==== Material provided
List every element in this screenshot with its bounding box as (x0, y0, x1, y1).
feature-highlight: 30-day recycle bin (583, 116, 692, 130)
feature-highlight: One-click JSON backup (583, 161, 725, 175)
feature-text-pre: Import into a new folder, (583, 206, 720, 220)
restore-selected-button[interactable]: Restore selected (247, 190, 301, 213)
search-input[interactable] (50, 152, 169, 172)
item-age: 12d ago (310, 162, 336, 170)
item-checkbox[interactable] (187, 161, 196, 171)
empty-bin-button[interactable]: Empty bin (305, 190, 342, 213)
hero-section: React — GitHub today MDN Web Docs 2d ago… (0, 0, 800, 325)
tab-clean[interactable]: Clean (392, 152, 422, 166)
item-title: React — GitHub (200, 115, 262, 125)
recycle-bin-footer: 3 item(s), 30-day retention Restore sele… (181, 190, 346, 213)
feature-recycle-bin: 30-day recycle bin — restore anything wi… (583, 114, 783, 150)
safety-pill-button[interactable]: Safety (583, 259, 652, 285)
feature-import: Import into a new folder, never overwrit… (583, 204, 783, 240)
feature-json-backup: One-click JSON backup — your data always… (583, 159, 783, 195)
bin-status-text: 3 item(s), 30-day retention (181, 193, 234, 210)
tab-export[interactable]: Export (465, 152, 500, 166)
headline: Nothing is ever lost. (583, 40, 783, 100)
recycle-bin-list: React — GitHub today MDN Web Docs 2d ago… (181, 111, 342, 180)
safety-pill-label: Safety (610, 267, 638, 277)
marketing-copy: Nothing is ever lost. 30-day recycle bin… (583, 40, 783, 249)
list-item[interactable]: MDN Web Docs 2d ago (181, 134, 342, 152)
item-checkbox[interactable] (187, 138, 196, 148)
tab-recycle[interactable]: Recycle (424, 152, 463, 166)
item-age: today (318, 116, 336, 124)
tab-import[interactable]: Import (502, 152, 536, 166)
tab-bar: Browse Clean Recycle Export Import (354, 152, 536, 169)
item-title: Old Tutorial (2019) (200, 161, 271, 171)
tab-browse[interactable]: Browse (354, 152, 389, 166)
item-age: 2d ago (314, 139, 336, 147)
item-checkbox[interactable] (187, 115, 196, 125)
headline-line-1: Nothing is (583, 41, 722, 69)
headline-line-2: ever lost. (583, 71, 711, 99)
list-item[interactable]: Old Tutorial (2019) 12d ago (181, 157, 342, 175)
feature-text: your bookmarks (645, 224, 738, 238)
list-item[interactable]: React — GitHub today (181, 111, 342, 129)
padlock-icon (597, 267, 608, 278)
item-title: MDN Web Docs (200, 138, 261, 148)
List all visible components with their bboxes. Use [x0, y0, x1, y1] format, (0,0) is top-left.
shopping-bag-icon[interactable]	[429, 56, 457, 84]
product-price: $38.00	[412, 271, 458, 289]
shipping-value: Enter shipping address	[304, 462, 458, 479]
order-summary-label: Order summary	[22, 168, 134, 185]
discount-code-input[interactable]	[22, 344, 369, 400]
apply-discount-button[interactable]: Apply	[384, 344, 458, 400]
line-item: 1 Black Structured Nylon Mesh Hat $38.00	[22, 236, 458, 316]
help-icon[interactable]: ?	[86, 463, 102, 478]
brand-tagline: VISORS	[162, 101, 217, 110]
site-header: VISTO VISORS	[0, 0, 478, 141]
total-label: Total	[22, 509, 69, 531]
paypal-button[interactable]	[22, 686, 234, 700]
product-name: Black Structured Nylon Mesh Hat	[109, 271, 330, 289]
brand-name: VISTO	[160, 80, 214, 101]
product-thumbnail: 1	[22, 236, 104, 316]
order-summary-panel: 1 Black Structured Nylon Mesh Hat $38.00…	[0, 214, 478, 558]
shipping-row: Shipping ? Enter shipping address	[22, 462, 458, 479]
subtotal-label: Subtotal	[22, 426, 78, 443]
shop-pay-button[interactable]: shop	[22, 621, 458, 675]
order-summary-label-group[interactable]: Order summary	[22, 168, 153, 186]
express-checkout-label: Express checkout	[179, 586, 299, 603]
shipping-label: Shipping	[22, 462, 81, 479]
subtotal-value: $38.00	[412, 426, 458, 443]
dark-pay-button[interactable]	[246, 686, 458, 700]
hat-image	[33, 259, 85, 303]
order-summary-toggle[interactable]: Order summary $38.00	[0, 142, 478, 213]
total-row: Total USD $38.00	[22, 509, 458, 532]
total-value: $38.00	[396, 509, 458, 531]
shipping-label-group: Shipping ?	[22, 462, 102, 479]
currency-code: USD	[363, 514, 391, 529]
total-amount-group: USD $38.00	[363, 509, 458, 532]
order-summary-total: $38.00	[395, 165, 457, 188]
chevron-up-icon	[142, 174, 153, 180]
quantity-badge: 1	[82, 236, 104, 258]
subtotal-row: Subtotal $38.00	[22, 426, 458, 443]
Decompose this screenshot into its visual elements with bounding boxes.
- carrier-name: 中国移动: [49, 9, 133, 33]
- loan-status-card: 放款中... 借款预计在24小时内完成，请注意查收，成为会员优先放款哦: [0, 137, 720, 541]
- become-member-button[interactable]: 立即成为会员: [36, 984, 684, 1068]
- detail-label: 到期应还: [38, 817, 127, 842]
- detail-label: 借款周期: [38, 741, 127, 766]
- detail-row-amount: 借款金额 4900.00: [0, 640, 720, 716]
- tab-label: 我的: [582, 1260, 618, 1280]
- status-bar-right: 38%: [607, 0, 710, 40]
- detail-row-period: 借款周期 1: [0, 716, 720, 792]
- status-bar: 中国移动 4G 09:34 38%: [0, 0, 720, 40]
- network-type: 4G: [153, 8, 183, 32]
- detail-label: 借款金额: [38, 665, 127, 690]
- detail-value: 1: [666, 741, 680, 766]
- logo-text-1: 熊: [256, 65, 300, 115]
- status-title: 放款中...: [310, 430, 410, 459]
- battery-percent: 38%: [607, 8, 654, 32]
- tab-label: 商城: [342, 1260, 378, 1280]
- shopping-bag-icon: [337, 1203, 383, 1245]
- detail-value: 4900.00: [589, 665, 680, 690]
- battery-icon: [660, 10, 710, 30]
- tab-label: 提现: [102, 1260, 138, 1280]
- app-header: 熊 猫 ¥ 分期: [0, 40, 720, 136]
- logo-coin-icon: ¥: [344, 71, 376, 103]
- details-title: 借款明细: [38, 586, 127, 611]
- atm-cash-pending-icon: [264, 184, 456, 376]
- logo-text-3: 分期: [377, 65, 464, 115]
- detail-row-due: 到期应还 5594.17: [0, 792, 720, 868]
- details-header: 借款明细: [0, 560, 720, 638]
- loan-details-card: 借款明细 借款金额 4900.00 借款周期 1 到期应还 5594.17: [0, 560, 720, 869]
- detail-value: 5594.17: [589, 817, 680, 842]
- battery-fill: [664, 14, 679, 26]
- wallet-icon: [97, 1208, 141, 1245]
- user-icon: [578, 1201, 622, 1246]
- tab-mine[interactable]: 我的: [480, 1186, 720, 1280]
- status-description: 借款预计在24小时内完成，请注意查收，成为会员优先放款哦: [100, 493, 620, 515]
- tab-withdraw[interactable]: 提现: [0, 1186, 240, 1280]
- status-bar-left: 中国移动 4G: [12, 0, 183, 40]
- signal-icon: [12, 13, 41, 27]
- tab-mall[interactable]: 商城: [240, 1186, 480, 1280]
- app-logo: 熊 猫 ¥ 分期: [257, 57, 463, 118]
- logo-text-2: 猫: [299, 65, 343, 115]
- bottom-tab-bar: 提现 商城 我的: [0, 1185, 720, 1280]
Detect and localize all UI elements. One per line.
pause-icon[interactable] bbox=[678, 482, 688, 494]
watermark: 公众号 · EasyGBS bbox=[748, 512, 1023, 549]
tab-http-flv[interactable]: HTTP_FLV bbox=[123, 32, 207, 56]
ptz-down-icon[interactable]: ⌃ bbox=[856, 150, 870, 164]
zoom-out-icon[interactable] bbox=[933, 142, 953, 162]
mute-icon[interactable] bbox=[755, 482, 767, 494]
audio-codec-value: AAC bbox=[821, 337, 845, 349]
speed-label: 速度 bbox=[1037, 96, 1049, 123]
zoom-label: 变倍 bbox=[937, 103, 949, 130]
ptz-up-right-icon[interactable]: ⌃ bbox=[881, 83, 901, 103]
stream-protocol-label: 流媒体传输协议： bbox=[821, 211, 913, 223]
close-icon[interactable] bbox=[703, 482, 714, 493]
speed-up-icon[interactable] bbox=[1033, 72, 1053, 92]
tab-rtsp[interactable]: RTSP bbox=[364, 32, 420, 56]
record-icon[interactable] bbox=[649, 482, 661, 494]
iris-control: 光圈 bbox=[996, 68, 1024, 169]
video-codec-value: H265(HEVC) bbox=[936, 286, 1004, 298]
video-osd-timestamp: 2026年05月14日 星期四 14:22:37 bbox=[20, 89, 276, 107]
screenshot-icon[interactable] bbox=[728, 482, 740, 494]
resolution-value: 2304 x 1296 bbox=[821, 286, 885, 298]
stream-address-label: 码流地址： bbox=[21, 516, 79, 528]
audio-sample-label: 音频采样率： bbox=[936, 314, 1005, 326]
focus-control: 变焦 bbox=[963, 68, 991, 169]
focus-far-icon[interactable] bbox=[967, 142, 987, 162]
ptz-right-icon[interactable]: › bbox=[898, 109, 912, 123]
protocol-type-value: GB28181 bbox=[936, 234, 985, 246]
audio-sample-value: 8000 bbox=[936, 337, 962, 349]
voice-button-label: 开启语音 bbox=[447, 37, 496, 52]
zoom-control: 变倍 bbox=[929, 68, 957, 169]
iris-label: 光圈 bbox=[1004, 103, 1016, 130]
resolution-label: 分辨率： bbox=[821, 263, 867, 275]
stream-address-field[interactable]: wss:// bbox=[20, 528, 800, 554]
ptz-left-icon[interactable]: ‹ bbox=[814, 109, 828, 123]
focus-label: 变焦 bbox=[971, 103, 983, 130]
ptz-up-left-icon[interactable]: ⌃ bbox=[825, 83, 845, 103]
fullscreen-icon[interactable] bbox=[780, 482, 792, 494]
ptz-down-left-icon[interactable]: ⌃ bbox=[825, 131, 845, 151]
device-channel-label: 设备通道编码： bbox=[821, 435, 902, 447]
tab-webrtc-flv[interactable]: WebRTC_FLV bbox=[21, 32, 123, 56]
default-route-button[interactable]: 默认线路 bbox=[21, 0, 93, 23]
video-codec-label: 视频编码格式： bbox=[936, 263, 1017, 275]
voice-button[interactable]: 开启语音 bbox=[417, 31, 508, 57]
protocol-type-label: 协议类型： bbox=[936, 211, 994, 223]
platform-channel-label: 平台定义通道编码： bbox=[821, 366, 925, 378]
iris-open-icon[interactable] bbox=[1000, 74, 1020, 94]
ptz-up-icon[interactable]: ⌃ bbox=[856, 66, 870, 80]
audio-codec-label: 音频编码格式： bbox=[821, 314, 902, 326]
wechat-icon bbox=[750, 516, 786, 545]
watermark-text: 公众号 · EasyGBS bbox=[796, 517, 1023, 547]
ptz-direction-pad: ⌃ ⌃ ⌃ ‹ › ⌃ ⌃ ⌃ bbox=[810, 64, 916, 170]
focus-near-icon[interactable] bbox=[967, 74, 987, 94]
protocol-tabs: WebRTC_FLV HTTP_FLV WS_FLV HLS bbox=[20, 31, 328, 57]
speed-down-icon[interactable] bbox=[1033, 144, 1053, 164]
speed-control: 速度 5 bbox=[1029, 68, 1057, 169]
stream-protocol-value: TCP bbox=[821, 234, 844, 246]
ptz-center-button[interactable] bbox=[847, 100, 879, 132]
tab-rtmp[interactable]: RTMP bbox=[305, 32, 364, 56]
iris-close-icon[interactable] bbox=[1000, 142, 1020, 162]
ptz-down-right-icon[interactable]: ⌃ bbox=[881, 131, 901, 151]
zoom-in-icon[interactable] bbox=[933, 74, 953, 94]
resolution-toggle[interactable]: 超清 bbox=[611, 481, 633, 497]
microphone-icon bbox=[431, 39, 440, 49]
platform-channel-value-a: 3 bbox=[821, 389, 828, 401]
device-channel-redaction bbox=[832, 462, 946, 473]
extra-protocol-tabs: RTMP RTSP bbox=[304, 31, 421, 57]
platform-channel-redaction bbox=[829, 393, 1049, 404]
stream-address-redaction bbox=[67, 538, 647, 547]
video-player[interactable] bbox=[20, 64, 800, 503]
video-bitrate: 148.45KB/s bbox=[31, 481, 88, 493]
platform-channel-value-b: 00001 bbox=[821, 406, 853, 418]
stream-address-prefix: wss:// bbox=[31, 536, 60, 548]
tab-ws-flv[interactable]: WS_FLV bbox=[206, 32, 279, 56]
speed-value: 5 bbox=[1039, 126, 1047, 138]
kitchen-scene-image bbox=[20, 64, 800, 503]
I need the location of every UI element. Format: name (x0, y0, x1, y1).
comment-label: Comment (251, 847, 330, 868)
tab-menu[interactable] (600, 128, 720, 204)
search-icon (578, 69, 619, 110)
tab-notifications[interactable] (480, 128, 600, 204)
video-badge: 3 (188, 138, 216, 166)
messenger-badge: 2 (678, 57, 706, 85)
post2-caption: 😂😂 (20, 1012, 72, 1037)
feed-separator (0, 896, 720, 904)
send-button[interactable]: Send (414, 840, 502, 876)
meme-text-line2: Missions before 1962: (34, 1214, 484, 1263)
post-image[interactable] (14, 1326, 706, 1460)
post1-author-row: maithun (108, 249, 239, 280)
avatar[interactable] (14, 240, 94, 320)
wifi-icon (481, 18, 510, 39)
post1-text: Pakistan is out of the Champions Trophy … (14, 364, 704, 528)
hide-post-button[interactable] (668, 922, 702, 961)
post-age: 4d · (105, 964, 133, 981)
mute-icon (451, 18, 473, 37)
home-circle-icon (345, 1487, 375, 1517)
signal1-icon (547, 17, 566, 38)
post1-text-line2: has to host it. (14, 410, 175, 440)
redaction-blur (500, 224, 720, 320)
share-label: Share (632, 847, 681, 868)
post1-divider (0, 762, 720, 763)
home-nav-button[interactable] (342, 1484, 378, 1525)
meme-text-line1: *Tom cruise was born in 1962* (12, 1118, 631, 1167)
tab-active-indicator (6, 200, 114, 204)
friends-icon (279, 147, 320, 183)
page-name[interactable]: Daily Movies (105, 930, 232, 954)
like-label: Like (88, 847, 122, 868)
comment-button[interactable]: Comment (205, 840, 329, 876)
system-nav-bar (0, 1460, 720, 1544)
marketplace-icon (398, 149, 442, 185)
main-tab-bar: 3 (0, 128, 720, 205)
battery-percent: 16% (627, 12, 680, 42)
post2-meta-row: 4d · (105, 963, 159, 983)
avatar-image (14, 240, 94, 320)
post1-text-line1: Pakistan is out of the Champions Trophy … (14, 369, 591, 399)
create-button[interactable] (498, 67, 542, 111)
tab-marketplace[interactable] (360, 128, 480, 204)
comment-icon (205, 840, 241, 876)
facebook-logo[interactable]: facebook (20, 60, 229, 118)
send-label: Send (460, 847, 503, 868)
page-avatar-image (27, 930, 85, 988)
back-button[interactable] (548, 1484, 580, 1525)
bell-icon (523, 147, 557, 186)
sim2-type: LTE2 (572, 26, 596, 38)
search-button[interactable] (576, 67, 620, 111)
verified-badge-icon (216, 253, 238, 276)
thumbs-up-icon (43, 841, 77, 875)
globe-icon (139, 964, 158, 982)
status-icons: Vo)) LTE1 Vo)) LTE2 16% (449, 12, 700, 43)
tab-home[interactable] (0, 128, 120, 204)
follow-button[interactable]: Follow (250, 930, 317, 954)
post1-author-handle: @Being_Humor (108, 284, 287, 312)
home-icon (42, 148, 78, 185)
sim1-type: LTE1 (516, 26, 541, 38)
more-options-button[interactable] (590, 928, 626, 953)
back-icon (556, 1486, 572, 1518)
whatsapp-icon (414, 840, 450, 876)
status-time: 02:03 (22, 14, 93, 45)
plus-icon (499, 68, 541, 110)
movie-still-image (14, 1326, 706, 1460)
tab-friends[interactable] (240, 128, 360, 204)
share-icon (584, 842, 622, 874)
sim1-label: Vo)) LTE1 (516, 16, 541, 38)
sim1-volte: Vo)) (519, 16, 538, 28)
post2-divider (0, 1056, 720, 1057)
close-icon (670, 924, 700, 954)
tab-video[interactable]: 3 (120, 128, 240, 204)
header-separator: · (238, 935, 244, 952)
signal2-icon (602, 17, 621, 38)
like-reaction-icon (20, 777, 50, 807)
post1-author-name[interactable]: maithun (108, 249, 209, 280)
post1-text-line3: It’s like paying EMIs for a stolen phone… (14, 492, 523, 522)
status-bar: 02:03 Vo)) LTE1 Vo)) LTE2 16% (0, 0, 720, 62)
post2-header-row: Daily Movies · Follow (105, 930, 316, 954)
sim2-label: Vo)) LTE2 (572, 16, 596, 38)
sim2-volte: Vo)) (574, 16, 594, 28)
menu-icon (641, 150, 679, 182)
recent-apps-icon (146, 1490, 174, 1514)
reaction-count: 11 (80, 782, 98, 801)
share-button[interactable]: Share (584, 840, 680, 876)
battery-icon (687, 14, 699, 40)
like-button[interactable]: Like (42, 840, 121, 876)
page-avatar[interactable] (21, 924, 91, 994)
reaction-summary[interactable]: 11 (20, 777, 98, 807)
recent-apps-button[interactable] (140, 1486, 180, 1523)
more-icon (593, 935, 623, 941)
========
Express the lines of the data above as a numbered list, starting at the first line and ending at the line that contains "tab-export[interactable]: Export (465, 152, 500, 166)", with both ends included. Leave out any blank lines.

1. List every element in this screenshot with its bounding box as (x0, y0, x1, y1).
2. feature-highlight: 30-day recycle bin (583, 116, 692, 130)
3. feature-highlight: One-click JSON backup (583, 161, 725, 175)
4. feature-text-pre: Import into a new folder, (583, 206, 720, 220)
5. restore-selected-button[interactable]: Restore selected (247, 190, 301, 213)
6. search-input[interactable] (50, 152, 169, 172)
7. item-age: 12d ago (310, 162, 336, 170)
8. item-checkbox[interactable] (187, 161, 196, 171)
9. empty-bin-button[interactable]: Empty bin (305, 190, 342, 213)
10. hero-section: React — GitHub today MDN Web Docs 2d ago… (0, 0, 800, 325)
11. tab-clean[interactable]: Clean (392, 152, 422, 166)
12. item-title: React — GitHub (200, 115, 262, 125)
13. recycle-bin-footer: 3 item(s), 30-day retention Restore sele… (181, 190, 346, 213)
14. feature-recycle-bin: 30-day recycle bin — restore anything wi… (583, 114, 783, 150)
15. safety-pill-button[interactable]: Safety (583, 259, 652, 285)
16. feature-import: Import into a new folder, never overwrit… (583, 204, 783, 240)
17. feature-json-backup: One-click JSON backup — your data always… (583, 159, 783, 195)
18. bin-status-text: 3 item(s), 30-day retention (181, 193, 234, 210)
19. tab-export[interactable]: Export (465, 152, 500, 166)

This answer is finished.